Your task is to copy the material exactly.

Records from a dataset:
═══

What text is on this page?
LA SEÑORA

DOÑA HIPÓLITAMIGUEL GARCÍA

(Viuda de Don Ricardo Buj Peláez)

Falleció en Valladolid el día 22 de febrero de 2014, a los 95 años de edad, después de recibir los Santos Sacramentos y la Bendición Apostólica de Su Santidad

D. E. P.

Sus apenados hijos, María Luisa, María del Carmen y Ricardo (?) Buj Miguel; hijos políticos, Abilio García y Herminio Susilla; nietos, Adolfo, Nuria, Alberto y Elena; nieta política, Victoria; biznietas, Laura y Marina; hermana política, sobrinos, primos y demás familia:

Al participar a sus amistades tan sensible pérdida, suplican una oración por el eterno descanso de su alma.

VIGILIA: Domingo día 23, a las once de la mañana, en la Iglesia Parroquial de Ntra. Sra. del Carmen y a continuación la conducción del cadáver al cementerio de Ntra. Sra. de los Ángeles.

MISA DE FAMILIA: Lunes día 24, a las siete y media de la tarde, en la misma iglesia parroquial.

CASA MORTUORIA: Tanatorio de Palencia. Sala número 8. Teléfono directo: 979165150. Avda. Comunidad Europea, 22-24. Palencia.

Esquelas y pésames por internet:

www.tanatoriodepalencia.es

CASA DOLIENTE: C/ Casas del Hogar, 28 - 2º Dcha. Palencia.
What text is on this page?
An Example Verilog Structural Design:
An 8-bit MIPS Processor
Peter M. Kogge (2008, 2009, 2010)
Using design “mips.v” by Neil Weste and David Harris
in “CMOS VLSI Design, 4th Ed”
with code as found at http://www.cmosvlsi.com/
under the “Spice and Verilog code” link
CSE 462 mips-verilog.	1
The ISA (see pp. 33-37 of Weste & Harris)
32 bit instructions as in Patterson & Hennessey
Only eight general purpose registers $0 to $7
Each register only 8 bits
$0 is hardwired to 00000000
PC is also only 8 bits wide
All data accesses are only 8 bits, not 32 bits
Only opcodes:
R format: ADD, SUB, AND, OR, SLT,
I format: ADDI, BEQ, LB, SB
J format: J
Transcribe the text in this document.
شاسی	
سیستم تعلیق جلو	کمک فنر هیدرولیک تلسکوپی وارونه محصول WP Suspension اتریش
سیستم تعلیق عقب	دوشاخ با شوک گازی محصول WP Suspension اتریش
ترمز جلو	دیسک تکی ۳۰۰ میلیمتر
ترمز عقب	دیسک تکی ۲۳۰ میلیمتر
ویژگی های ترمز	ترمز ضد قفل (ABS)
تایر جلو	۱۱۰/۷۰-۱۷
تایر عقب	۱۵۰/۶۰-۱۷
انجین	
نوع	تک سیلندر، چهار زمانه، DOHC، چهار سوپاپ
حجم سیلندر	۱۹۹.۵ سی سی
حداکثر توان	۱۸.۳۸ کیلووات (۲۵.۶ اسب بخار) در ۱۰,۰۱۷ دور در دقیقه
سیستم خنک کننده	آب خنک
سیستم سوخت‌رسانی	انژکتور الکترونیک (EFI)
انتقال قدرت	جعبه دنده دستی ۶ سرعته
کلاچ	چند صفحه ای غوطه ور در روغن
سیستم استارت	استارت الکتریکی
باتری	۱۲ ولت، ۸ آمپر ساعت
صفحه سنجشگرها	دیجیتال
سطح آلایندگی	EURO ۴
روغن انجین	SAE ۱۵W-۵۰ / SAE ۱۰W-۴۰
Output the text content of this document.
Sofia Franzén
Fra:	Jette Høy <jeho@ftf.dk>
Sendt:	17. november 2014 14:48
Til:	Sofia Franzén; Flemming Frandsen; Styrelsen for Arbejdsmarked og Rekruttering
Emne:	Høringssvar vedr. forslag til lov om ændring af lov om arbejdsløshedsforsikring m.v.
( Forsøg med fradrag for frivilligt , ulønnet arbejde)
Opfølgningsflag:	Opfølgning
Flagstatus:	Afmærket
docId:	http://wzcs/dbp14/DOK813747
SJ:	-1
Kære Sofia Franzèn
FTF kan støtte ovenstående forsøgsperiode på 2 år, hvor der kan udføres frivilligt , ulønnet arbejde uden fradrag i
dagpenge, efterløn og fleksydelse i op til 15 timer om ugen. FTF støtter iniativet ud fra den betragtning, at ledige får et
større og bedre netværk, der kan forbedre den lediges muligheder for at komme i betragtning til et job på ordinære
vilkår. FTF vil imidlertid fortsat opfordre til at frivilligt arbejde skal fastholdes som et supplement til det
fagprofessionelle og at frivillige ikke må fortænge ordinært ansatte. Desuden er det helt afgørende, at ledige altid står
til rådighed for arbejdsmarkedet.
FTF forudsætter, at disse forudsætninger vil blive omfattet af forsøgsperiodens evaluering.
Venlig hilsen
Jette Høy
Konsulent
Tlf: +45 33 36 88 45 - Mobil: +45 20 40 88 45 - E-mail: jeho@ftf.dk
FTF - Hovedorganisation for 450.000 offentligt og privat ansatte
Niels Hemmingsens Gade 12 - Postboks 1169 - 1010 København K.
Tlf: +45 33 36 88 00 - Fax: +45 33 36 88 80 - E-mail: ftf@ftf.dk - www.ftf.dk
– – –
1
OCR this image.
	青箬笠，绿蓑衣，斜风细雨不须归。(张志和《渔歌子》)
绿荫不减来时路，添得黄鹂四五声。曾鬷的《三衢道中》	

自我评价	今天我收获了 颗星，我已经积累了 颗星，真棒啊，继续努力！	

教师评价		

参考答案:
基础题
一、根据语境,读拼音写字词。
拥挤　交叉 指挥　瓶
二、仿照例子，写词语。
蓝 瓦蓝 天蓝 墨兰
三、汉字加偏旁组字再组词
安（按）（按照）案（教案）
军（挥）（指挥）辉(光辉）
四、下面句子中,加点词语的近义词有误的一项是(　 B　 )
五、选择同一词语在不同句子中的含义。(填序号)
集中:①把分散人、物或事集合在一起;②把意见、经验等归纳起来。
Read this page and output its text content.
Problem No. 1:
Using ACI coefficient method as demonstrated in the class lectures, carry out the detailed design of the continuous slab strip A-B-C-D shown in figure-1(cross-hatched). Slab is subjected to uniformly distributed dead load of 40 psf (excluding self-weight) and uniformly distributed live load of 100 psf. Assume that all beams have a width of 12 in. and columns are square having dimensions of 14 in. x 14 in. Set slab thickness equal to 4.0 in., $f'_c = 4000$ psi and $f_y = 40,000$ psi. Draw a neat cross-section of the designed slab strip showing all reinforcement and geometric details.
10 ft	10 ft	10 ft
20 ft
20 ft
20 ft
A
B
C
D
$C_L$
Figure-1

═══

Full output –
What text is on this page?
LA SEÑORA

DOÑA HIPÓLITAMIGUEL GARCÍA

(Viuda de Don Ricardo Buj Peláez)

Falleció en Valladolid el día 22 de febrero de 2014, a los 95 años de edad, después de recibir los Santos Sacramentos y la Bendición Apostólica de Su Santidad

D. E. P.

Sus apenados hijos, María Luisa, María del Carmen y Ricardo (?) Buj Miguel; hijos políticos, Abilio García y Herminio Susilla; nietos, Adolfo, Nuria, Alberto y Elena; nieta política, Victoria; biznietas, Laura y Marina; hermana política, sobrinos, primos y demás familia:

Al participar a sus amistades tan sensible pérdida, suplican una oración por el eterno descanso de su alma.

VIGILIA: Domingo día 23, a las once de la mañana, en la Iglesia Parroquial de Ntra. Sra. del Carmen y a continuación la conducción del cadáver al cementerio de Ntra. Sra. de los Ángeles.

MISA DE FAMILIA: Lunes día 24, a las siete y media de la tarde, en la misma iglesia parroquial.

CASA MORTUORIA: Tanatorio de Palencia. Sala número 8. Teléfono directo: 979165150. Avda. Comunidad Europea, 22-24. Palencia.

Esquelas y pésames por internet:

www.tanatoriodepalencia.es

CASA DOLIENTE: C/ Casas del Hogar, 28 - 2º Dcha. Palencia.
What text is on this page?
An Example Verilog Structural Design:
An 8-bit MIPS Processor
Peter M. Kogge (2008, 2009, 2010)
Using design “mips.v” by Neil Weste and David Harris
in “CMOS VLSI Design, 4th Ed”
with code as found at http://www.cmosvlsi.com/
under the “Spice and Verilog code” link
CSE 462 mips-verilog.	1
The ISA (see pp. 33-37 of Weste & Harris)
32 bit instructions as in Patterson & Hennessey
Only eight general purpose registers $0 to $7
Each register only 8 bits
$0 is hardwired to 00000000
PC is also only 8 bits wide
All data accesses are only 8 bits, not 32 bits
Only opcodes:
R format: ADD, SUB, AND, OR, SLT,
I format: ADDI, BEQ, LB, SB
J format: J
Transcribe the text in this document.
شاسی	
سیستم تعلیق جلو	کمک فنر هیدرولیک تلسکوپی وارونه محصول WP Suspension اتریش
سیستم تعلیق عقب	دوشاخ با شوک گازی محصول WP Suspension اتریش
ترمز جلو	دیسک تکی ۳۰۰ میلیمتر
ترمز عقب	دیسک تکی ۲۳۰ میلیمتر
ویژگی های ترمز	ترمز ضد قفل (ABS)
تایر جلو	۱۱۰/۷۰-۱۷
تایر عقب	۱۵۰/۶۰-۱۷
انجین	
نوع	تک سیلندر، چهار زمانه، DOHC، چهار سوپاپ
حجم سیلندر	۱۹۹.۵ سی سی
حداکثر توان	۱۸.۳۸ کیلووات (۲۵.۶ اسب بخار) در ۱۰,۰۱۷ دور در دقیقه
سیستم خنک کننده	آب خنک
سیستم سوخت‌رسانی	انژکتور الکترونیک (EFI)
انتقال قدرت	جعبه دنده دستی ۶ سرعته
کلاچ	چند صفحه ای غوطه ور در روغن
سیستم استارت	استارت الکتریکی
باتری	۱۲ ولت، ۸ آمپر ساعت
صفحه سنجشگرها	دیجیتال
سطح آلایندگی	EURO ۴
روغن انجین	SAE ۱۵W-۵۰ / SAE ۱۰W-۴۰
Output the text content of this document.
Sofia Franzén
Fra:	Jette Høy <jeho@ftf.dk>
Sendt:	17. november 2014 14:48
Til:	Sofia Franzén; Flemming Frandsen; Styrelsen for Arbejdsmarked og Rekruttering
Emne:	Høringssvar vedr. forslag til lov om ændring af lov om arbejdsløshedsforsikring m.v.
( Forsøg med fradrag for frivilligt , ulønnet arbejde)
Opfølgningsflag:	Opfølgning
Flagstatus:	Afmærket
docId:	http://wzcs/dbp14/DOK813747
SJ:	-1
Kære Sofia Franzèn
FTF kan støtte ovenstående forsøgsperiode på 2 år, hvor der kan udføres frivilligt , ulønnet arbejde uden fradrag i
dagpenge, efterløn og fleksydelse i op til 15 timer om ugen. FTF støtter iniativet ud fra den betragtning, at ledige får et
større og bedre netværk, der kan forbedre den lediges muligheder for at komme i betragtning til et job på ordinære
vilkår. FTF vil imidlertid fortsat opfordre til at frivilligt arbejde skal fastholdes som et supplement til det
fagprofessionelle og at frivillige ikke må fortænge ordinært ansatte. Desuden er det helt afgørende, at ledige altid står
til rådighed for arbejdsmarkedet.
FTF forudsætter, at disse forudsætninger vil blive omfattet af forsøgsperiodens evaluering.
Venlig hilsen
Jette Høy
Konsulent
Tlf: +45 33 36 88 45 - Mobil: +45 20 40 88 45 - E-mail: jeho@ftf.dk
FTF - Hovedorganisation for 450.000 offentligt og privat ansatte
Niels Hemmingsens Gade 12 - Postboks 1169 - 1010 København K.
Tlf: +45 33 36 88 00 - Fax: +45 33 36 88 80 - E-mail: ftf@ftf.dk - www.ftf.dk
– – –
1
OCR this image.
	青箬笠，绿蓑衣，斜风细雨不须归。(张志和《渔歌子》)
绿荫不减来时路，添得黄鹂四五声。曾鬷的《三衢道中》	

自我评价	今天我收获了 颗星，我已经积累了 颗星，真棒啊，继续努力！	

教师评价		

参考答案:
基础题
一、根据语境,读拼音写字词。
拥挤　交叉 指挥　瓶
二、仿照例子，写词语。
蓝 瓦蓝 天蓝 墨兰
三、汉字加偏旁组字再组词
安（按）（按照）案（教案）
军（挥）（指挥）辉(光辉）
四、下面句子中,加点词语的近义词有误的一项是(　 B　 )
五、选择同一词语在不同句子中的含义。(填序号)
集中:①把分散人、物或事集合在一起;②把意见、经验等归纳起来。
Read this page and output its text content.
Problem No. 1:
Using ACI coefficient method as demonstrated in the class lectures, carry out the detailed design of the continuous slab strip A-B-C-D shown in figure-1(cross-hatched). Slab is subjected to uniformly distributed dead load of 40 psf (excluding self-weight) and uniformly distributed live load of 100 psf. Assume that all beams have a width of 12 in. and columns are square having dimensions of 14 in. x 14 in. Set slab thickness equal to 4.0 in., $f'_c = 4000$ psi and $f_y = 40,000$ psi. Draw a neat cross-section of the designed slab strip showing all reinforcement and geometric details.
10 ft	10 ft	10 ft
20 ft
20 ft
20 ft
A
B
C
D
$C_L$
Figure-1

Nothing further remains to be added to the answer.